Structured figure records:
——

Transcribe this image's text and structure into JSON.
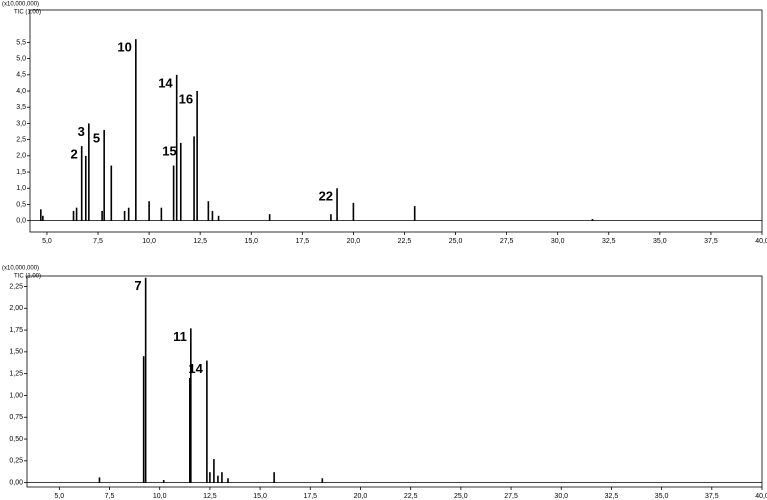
{
  "chart_data": [
    {
      "type": "stem",
      "y_unit": "(x10,000,000)",
      "trace_label": "TIC (1.00)",
      "color": "#000000",
      "x": [
        4.7,
        4.8,
        6.3,
        6.45,
        6.7,
        6.9,
        7.05,
        7.7,
        7.8,
        8.15,
        8.8,
        9.0,
        9.35,
        10.0,
        10.6,
        11.2,
        11.35,
        11.55,
        12.2,
        12.35,
        12.9,
        13.1,
        13.4,
        15.9,
        18.9,
        19.2,
        20.0,
        23.0,
        31.7
      ],
      "values": [
        0.35,
        0.15,
        0.3,
        0.4,
        2.3,
        2.0,
        3.0,
        0.3,
        2.8,
        1.7,
        0.3,
        0.4,
        5.6,
        0.6,
        0.4,
        1.7,
        4.5,
        2.4,
        2.6,
        4.0,
        0.6,
        0.3,
        0.15,
        0.2,
        0.2,
        1.0,
        0.55,
        0.45,
        0.05
      ],
      "peak_labels": [
        null,
        null,
        null,
        null,
        "2",
        null,
        "3",
        null,
        "5",
        null,
        null,
        null,
        "10",
        null,
        null,
        null,
        "14",
        "15",
        null,
        "16",
        null,
        null,
        null,
        null,
        null,
        "22",
        null,
        null,
        null
      ],
      "xlim": [
        4.17,
        40.0
      ],
      "ylim": [
        -0.35,
        6.5
      ],
      "xticks": [
        {
          "value": 5,
          "label": "5,0"
        },
        {
          "value": 7.5,
          "label": "7,5"
        },
        {
          "value": 10,
          "label": "10,0"
        },
        {
          "value": 12.5,
          "label": "12,5"
        },
        {
          "value": 15,
          "label": "15,0"
        },
        {
          "value": 17.5,
          "label": "17,5"
        },
        {
          "value": 20,
          "label": "20,0"
        },
        {
          "value": 22.5,
          "label": "22,5"
        },
        {
          "value": 25,
          "label": "25,0"
        },
        {
          "value": 27.5,
          "label": "27,5"
        },
        {
          "value": 30,
          "label": "30,0"
        },
        {
          "value": 32.5,
          "label": "32,5"
        },
        {
          "value": 35,
          "label": "35,0"
        },
        {
          "value": 37.5,
          "label": "37,5"
        },
        {
          "value": 40,
          "label": "40,0"
        }
      ],
      "yticks": [
        {
          "value": 0,
          "label": "0,0"
        },
        {
          "value": 0.5,
          "label": "0,5"
        },
        {
          "value": 1,
          "label": "1,0"
        },
        {
          "value": 1.5,
          "label": "1,5"
        },
        {
          "value": 2,
          "label": "2,0"
        },
        {
          "value": 2.5,
          "label": "2,5"
        },
        {
          "value": 3,
          "label": "3,0"
        },
        {
          "value": 3.5,
          "label": "3,5"
        },
        {
          "value": 4,
          "label": "4,0"
        },
        {
          "value": 4.5,
          "label": "4,5"
        },
        {
          "value": 5,
          "label": "5,0"
        },
        {
          "value": 5.5,
          "label": "5,5"
        }
      ]
    },
    {
      "type": "stem",
      "y_unit": "(x10,000,000)",
      "trace_label": "TIC (1.00)",
      "color": "#000000",
      "x": [
        7.0,
        9.2,
        9.3,
        10.2,
        11.5,
        11.55,
        12.35,
        12.5,
        12.7,
        12.9,
        13.1,
        13.4,
        15.7,
        18.1
      ],
      "values": [
        0.06,
        1.45,
        2.35,
        0.03,
        1.2,
        1.77,
        1.4,
        0.12,
        0.27,
        0.08,
        0.12,
        0.05,
        0.12,
        0.05
      ],
      "peak_labels": [
        null,
        null,
        "7",
        null,
        null,
        "11",
        "14",
        null,
        null,
        null,
        null,
        null,
        null,
        null
      ],
      "xlim": [
        3.39,
        40.0
      ],
      "ylim": [
        -0.05,
        2.37
      ],
      "xticks": [
        {
          "value": 5,
          "label": "5,0"
        },
        {
          "value": 7.5,
          "label": "7,5"
        },
        {
          "value": 10,
          "label": "10,0"
        },
        {
          "value": 12.5,
          "label": "12,5"
        },
        {
          "value": 15,
          "label": "15,0"
        },
        {
          "value": 17.5,
          "label": "17,5"
        },
        {
          "value": 20,
          "label": "20,0"
        },
        {
          "value": 22.5,
          "label": "22,5"
        },
        {
          "value": 25,
          "label": "25,0"
        },
        {
          "value": 27.5,
          "label": "27,5"
        },
        {
          "value": 30,
          "label": "30,0"
        },
        {
          "value": 32.5,
          "label": "32,5"
        },
        {
          "value": 35,
          "label": "35,0"
        },
        {
          "value": 37.5,
          "label": "37,5"
        },
        {
          "value": 40,
          "label": "40,0"
        }
      ],
      "yticks": [
        {
          "value": 0,
          "label": "0,00"
        },
        {
          "value": 0.25,
          "label": "0,25"
        },
        {
          "value": 0.5,
          "label": "0,50"
        },
        {
          "value": 0.75,
          "label": "0,75"
        },
        {
          "value": 1,
          "label": "1,00"
        },
        {
          "value": 1.25,
          "label": "1,25"
        },
        {
          "value": 1.5,
          "label": "1,50"
        },
        {
          "value": 1.75,
          "label": "1,75"
        },
        {
          "value": 2,
          "label": "2,00"
        },
        {
          "value": 2.25,
          "label": "2,25"
        }
      ]
    }
  ]
}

——

• _EXERCISE GOAL_: The data above should be repeated exactly, minus any pictures.

• _ANSWER TO THE PROBLEM_:
Transcribe this image's text and structure into JSON.
{
  "chart_data": [
    {
      "type": "stem",
      "y_unit": "(x10,000,000)",
      "trace_label": "TIC (1.00)",
      "color": "#000000",
      "x": [
        4.7,
        4.8,
        6.3,
        6.45,
        6.7,
        6.9,
        7.05,
        7.7,
        7.8,
        8.15,
        8.8,
        9.0,
        9.35,
        10.0,
        10.6,
        11.2,
        11.35,
        11.55,
        12.2,
        12.35,
        12.9,
        13.1,
        13.4,
        15.9,
        18.9,
        19.2,
        20.0,
        23.0,
        31.7
      ],
      "values": [
        0.35,
        0.15,
        0.3,
        0.4,
        2.3,
        2.0,
        3.0,
        0.3,
        2.8,
        1.7,
        0.3,
        0.4,
        5.6,
        0.6,
        0.4,
        1.7,
        4.5,
        2.4,
        2.6,
        4.0,
        0.6,
        0.3,
        0.15,
        0.2,
        0.2,
        1.0,
        0.55,
        0.45,
        0.05
      ],
      "peak_labels": [
        null,
        null,
        null,
        null,
        "2",
        null,
        "3",
        null,
        "5",
        null,
        null,
        null,
        "10",
        null,
        null,
        null,
        "14",
        "15",
        null,
        "16",
        null,
        null,
        null,
        null,
        null,
        "22",
        null,
        null,
        null
      ],
      "xlim": [
        4.17,
        40.0
      ],
      "ylim": [
        -0.35,
        6.5
      ],
      "xticks": [
        {
          "value": 5,
          "label": "5,0"
        },
        {
          "value": 7.5,
          "label": "7,5"
        },
        {
          "value": 10,
          "label": "10,0"
        },
        {
          "value": 12.5,
          "label": "12,5"
        },
        {
          "value": 15,
          "label": "15,0"
        },
        {
          "value": 17.5,
          "label": "17,5"
        },
        {
          "value": 20,
          "label": "20,0"
        },
        {
          "value": 22.5,
          "label": "22,5"
        },
        {
          "value": 25,
          "label": "25,0"
        },
        {
          "value": 27.5,
          "label": "27,5"
        },
        {
          "value": 30,
          "label": "30,0"
        },
        {
          "value": 32.5,
          "label": "32,5"
        },
        {
          "value": 35,
          "label": "35,0"
        },
        {
          "value": 37.5,
          "label": "37,5"
        },
        {
          "value": 40,
          "label": "40,0"
        }
      ],
      "yticks": [
        {
          "value": 0,
          "label": "0,0"
        },
        {
          "value": 0.5,
          "label": "0,5"
        },
        {
          "value": 1,
          "label": "1,0"
        },
        {
          "value": 1.5,
          "label": "1,5"
        },
        {
          "value": 2,
          "label": "2,0"
        },
        {
          "value": 2.5,
          "label": "2,5"
        },
        {
          "value": 3,
          "label": "3,0"
        },
        {
          "value": 3.5,
          "label": "3,5"
        },
        {
          "value": 4,
          "label": "4,0"
        },
        {
          "value": 4.5,
          "label": "4,5"
        },
        {
          "value": 5,
          "label": "5,0"
        },
        {
          "value": 5.5,
          "label": "5,5"
        }
      ]
    },
    {
      "type": "stem",
      "y_unit": "(x10,000,000)",
      "trace_label": "TIC (1.00)",
      "color": "#000000",
      "x": [
        7.0,
        9.2,
        9.3,
        10.2,
        11.5,
        11.55,
        12.35,
        12.5,
        12.7,
        12.9,
        13.1,
        13.4,
        15.7,
        18.1
      ],
      "values": [
        0.06,
        1.45,
        2.35,
        0.03,
        1.2,
        1.77,
        1.4,
        0.12,
        0.27,
        0.08,
        0.12,
        0.05,
        0.12,
        0.05
      ],
      "peak_labels": [
        null,
        null,
        "7",
        null,
        null,
        "11",
        "14",
        null,
        null,
        null,
        null,
        null,
        null,
        null
      ],
      "xlim": [
        3.39,
        40.0
      ],
      "ylim": [
        -0.05,
        2.37
      ],
      "xticks": [
        {
          "value": 5,
          "label": "5,0"
        },
        {
          "value": 7.5,
          "label": "7,5"
        },
        {
          "value": 10,
          "label": "10,0"
        },
        {
          "value": 12.5,
          "label": "12,5"
        },
        {
          "value": 15,
          "label": "15,0"
        },
        {
          "value": 17.5,
          "label": "17,5"
        },
        {
          "value": 20,
          "label": "20,0"
        },
        {
          "value": 22.5,
          "label": "22,5"
        },
        {
          "value": 25,
          "label": "25,0"
        },
        {
          "value": 27.5,
          "label": "27,5"
        },
        {
          "value": 30,
          "label": "30,0"
        },
        {
          "value": 32.5,
          "label": "32,5"
        },
        {
          "value": 35,
          "label": "35,0"
        },
        {
          "value": 37.5,
          "label": "37,5"
        },
        {
          "value": 40,
          "label": "40,0"
        }
      ],
      "yticks": [
        {
          "value": 0,
          "label": "0,00"
        },
        {
          "value": 0.25,
          "label": "0,25"
        },
        {
          "value": 0.5,
          "label": "0,50"
        },
        {
          "value": 0.75,
          "label": "0,75"
        },
        {
          "value": 1,
          "label": "1,00"
        },
        {
          "value": 1.25,
          "label": "1,25"
        },
        {
          "value": 1.5,
          "label": "1,50"
        },
        {
          "value": 1.75,
          "label": "1,75"
        },
        {
          "value": 2,
          "label": "2,00"
        },
        {
          "value": 2.25,
          "label": "2,25"
        }
      ]
    }
  ]
}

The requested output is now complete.